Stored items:
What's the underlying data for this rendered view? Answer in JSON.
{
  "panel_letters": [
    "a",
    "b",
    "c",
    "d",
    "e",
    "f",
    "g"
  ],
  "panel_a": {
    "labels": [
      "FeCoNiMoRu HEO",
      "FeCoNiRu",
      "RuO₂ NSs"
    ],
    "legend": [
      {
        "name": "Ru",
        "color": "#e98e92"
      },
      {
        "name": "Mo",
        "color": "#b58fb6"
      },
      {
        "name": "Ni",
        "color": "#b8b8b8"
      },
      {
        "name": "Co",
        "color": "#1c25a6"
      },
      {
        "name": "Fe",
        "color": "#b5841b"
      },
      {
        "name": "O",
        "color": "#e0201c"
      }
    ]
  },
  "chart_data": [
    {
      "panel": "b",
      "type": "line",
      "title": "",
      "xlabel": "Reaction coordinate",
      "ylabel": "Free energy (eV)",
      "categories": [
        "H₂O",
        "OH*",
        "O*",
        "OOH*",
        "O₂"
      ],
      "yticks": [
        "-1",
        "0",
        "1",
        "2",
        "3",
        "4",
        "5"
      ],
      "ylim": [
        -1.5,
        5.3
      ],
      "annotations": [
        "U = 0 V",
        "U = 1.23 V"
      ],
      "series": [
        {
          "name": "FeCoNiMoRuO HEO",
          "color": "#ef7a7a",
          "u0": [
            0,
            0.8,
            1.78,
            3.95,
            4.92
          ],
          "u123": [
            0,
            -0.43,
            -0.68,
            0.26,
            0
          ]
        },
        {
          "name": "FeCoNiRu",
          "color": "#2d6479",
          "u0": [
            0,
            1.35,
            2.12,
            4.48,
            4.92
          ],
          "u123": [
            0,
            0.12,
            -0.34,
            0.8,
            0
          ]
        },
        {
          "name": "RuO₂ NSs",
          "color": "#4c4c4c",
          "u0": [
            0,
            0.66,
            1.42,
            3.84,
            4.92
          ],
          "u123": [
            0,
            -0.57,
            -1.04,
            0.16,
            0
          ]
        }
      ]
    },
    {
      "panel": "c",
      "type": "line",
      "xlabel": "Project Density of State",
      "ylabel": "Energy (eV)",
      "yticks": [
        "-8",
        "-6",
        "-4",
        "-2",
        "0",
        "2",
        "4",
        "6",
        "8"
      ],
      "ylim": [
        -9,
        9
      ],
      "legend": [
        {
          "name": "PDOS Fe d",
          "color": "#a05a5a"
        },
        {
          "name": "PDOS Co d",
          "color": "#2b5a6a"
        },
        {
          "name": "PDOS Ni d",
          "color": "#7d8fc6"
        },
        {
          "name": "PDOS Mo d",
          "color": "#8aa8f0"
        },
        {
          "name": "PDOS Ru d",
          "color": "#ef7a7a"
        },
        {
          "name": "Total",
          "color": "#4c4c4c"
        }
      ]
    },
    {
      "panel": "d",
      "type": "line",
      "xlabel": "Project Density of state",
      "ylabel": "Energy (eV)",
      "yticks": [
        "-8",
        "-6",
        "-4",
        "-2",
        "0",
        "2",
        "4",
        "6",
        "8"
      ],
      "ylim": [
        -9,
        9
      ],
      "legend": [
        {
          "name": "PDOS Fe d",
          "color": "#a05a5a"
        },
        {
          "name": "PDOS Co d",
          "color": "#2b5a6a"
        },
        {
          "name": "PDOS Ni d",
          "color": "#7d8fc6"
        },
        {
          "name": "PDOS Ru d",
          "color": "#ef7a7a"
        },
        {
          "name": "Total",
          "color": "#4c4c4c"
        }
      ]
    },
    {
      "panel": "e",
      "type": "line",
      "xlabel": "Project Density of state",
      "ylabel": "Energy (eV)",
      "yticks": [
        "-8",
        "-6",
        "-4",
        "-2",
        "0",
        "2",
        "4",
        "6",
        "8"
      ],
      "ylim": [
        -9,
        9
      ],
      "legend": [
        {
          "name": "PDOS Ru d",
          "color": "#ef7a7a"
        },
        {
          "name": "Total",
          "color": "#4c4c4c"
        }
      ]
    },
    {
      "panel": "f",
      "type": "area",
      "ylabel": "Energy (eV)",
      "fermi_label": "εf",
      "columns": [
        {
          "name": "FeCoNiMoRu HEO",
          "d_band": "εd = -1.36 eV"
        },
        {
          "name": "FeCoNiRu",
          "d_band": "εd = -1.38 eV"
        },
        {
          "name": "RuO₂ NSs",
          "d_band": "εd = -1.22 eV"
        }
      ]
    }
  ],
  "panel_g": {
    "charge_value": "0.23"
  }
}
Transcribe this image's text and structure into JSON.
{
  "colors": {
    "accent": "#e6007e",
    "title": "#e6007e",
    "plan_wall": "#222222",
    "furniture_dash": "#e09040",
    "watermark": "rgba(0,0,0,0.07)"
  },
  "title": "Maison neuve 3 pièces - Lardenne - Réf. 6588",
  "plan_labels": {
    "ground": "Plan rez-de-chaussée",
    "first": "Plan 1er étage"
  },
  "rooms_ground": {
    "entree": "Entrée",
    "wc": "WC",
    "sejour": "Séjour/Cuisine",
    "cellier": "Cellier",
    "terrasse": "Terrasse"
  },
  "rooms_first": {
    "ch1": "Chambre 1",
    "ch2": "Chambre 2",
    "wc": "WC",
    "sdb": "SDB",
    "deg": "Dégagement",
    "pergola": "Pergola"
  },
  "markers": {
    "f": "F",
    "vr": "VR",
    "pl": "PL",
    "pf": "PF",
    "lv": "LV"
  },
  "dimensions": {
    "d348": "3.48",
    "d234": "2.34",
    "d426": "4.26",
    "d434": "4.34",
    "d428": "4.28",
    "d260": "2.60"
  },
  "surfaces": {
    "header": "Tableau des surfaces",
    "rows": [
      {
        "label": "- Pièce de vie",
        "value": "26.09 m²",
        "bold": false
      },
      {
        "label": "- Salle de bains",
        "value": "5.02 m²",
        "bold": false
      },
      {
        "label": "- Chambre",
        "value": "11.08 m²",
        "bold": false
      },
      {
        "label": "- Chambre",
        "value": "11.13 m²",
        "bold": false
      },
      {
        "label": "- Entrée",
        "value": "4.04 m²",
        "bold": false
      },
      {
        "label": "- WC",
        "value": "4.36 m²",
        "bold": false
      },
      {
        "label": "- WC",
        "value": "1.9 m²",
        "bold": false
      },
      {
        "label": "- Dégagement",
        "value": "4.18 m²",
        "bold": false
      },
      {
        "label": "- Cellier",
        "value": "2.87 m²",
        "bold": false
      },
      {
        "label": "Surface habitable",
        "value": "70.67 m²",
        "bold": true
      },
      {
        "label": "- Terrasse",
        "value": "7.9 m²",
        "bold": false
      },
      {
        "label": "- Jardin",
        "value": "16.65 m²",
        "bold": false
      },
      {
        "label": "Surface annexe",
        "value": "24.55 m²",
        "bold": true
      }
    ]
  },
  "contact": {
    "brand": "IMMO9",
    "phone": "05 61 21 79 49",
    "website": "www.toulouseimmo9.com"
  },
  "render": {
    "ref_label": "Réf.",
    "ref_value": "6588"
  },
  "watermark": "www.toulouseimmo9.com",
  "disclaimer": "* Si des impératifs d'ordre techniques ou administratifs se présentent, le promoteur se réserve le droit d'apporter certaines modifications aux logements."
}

## [DIRECTIVE]
Retype the entries one by one, exactly.

## [TASK RESULT]
What's the underlying data for this rendered view? Answer in JSON.
{
  "panel_letters": [
    "a",
    "b",
    "c",
    "d",
    "e",
    "f",
    "g"
  ],
  "panel_a": {
    "labels": [
      "FeCoNiMoRu HEO",
      "FeCoNiRu",
      "RuO₂ NSs"
    ],
    "legend": [
      {
        "name": "Ru",
        "color": "#e98e92"
      },
      {
        "name": "Mo",
        "color": "#b58fb6"
      },
      {
        "name": "Ni",
        "color": "#b8b8b8"
      },
      {
        "name": "Co",
        "color": "#1c25a6"
      },
      {
        "name": "Fe",
        "color": "#b5841b"
      },
      {
        "name": "O",
        "color": "#e0201c"
      }
    ]
  },
  "chart_data": [
    {
      "panel": "b",
      "type": "line",
      "title": "",
      "xlabel": "Reaction coordinate",
      "ylabel": "Free energy (eV)",
      "categories": [
        "H₂O",
        "OH*",
        "O*",
        "OOH*",
        "O₂"
      ],
      "yticks": [
        "-1",
        "0",
        "1",
        "2",
        "3",
        "4",
        "5"
      ],
      "ylim": [
        -1.5,
        5.3
      ],
      "annotations": [
        "U = 0 V",
        "U = 1.23 V"
      ],
      "series": [
        {
          "name": "FeCoNiMoRuO HEO",
          "color": "#ef7a7a",
          "u0": [
            0,
            0.8,
            1.78,
            3.95,
            4.92
          ],
          "u123": [
            0,
            -0.43,
            -0.68,
            0.26,
            0
          ]
        },
        {
          "name": "FeCoNiRu",
          "color": "#2d6479",
          "u0": [
            0,
            1.35,
            2.12,
            4.48,
            4.92
          ],
          "u123": [
            0,
            0.12,
            -0.34,
            0.8,
            0
          ]
        },
        {
          "name": "RuO₂ NSs",
          "color": "#4c4c4c",
          "u0": [
            0,
            0.66,
            1.42,
            3.84,
            4.92
          ],
          "u123": [
            0,
            -0.57,
            -1.04,
            0.16,
            0
          ]
        }
      ]
    },
    {
      "panel": "c",
      "type": "line",
      "xlabel": "Project Density of State",
      "ylabel": "Energy (eV)",
      "yticks": [
        "-8",
        "-6",
        "-4",
        "-2",
        "0",
        "2",
        "4",
        "6",
        "8"
      ],
      "ylim": [
        -9,
        9
      ],
      "legend": [
        {
          "name": "PDOS Fe d",
          "color": "#a05a5a"
        },
        {
          "name": "PDOS Co d",
          "color": "#2b5a6a"
        },
        {
          "name": "PDOS Ni d",
          "color": "#7d8fc6"
        },
        {
          "name": "PDOS Mo d",
          "color": "#8aa8f0"
        },
        {
          "name": "PDOS Ru d",
          "color": "#ef7a7a"
        },
        {
          "name": "Total",
          "color": "#4c4c4c"
        }
      ]
    },
    {
      "panel": "d",
      "type": "line",
      "xlabel": "Project Density of state",
      "ylabel": "Energy (eV)",
      "yticks": [
        "-8",
        "-6",
        "-4",
        "-2",
        "0",
        "2",
        "4",
        "6",
        "8"
      ],
      "ylim": [
        -9,
        9
      ],
      "legend": [
        {
          "name": "PDOS Fe d",
          "color": "#a05a5a"
        },
        {
          "name": "PDOS Co d",
          "color": "#2b5a6a"
        },
        {
          "name": "PDOS Ni d",
          "color": "#7d8fc6"
        },
        {
          "name": "PDOS Ru d",
          "color": "#ef7a7a"
        },
        {
          "name": "Total",
          "color": "#4c4c4c"
        }
      ]
    },
    {
      "panel": "e",
      "type": "line",
      "xlabel": "Project Density of state",
      "ylabel": "Energy (eV)",
      "yticks": [
        "-8",
        "-6",
        "-4",
        "-2",
        "0",
        "2",
        "4",
        "6",
        "8"
      ],
      "ylim": [
        -9,
        9
      ],
      "legend": [
        {
          "name": "PDOS Ru d",
          "color": "#ef7a7a"
        },
        {
          "name": "Total",
          "color": "#4c4c4c"
        }
      ]
    },
    {
      "panel": "f",
      "type": "area",
      "ylabel": "Energy (eV)",
      "fermi_label": "εf",
      "columns": [
        {
          "name": "FeCoNiMoRu HEO",
          "d_band": "εd = -1.36 eV"
        },
        {
          "name": "FeCoNiRu",
          "d_band": "εd = -1.38 eV"
        },
        {
          "name": "RuO₂ NSs",
          "d_band": "εd = -1.22 eV"
        }
      ]
    }
  ],
  "panel_g": {
    "charge_value": "0.23"
  }
}
Transcribe this image's text and structure into JSON.
{
  "colors": {
    "accent": "#e6007e",
    "title": "#e6007e",
    "plan_wall": "#222222",
    "furniture_dash": "#e09040",
    "watermark": "rgba(0,0,0,0.07)"
  },
  "title": "Maison neuve 3 pièces - Lardenne - Réf. 6588",
  "plan_labels": {
    "ground": "Plan rez-de-chaussée",
    "first": "Plan 1er étage"
  },
  "rooms_ground": {
    "entree": "Entrée",
    "wc": "WC",
    "sejour": "Séjour/Cuisine",
    "cellier": "Cellier",
    "terrasse": "Terrasse"
  },
  "rooms_first": {
    "ch1": "Chambre 1",
    "ch2": "Chambre 2",
    "wc": "WC",
    "sdb": "SDB",
    "deg": "Dégagement",
    "pergola": "Pergola"
  },
  "markers": {
    "f": "F",
    "vr": "VR",
    "pl": "PL",
    "pf": "PF",
    "lv": "LV"
  },
  "dimensions": {
    "d348": "3.48",
    "d234": "2.34",
    "d426": "4.26",
    "d434": "4.34",
    "d428": "4.28",
    "d260": "2.60"
  },
  "surfaces": {
    "header": "Tableau des surfaces",
    "rows": [
      {
        "label": "- Pièce de vie",
        "value": "26.09 m²",
        "bold": false
      },
      {
        "label": "- Salle de bains",
        "value": "5.02 m²",
        "bold": false
      },
      {
        "label": "- Chambre",
        "value": "11.08 m²",
        "bold": false
      },
      {
        "label": "- Chambre",
        "value": "11.13 m²",
        "bold": false
      },
      {
        "label": "- Entrée",
        "value": "4.04 m²",
        "bold": false
      },
      {
        "label": "- WC",
        "value": "4.36 m²",
        "bold": false
      },
      {
        "label": "- WC",
        "value": "1.9 m²",
        "bold": false
      },
      {
        "label": "- Dégagement",
        "value": "4.18 m²",
        "bold": false
      },
      {
        "label": "- Cellier",
        "value": "2.87 m²",
        "bold": false
      },
      {
        "label": "Surface habitable",
        "value": "70.67 m²",
        "bold": true
      },
      {
        "label": "- Terrasse",
        "value": "7.9 m²",
        "bold": false
      },
      {
        "label": "- Jardin",
        "value": "16.65 m²",
        "bold": false
      },
      {
        "label": "Surface annexe",
        "value": "24.55 m²",
        "bold": true
      }
    ]
  },
  "contact": {
    "brand": "IMMO9",
    "phone": "05 61 21 79 49",
    "website": "www.toulouseimmo9.com"
  },
  "render": {
    "ref_label": "Réf.",
    "ref_value": "6588"
  },
  "watermark": "www.toulouseimmo9.com",
  "disclaimer": "* Si des impératifs d'ordre techniques ou administratifs se présentent, le promoteur se réserve le droit d'apporter certaines modifications aux logements."
}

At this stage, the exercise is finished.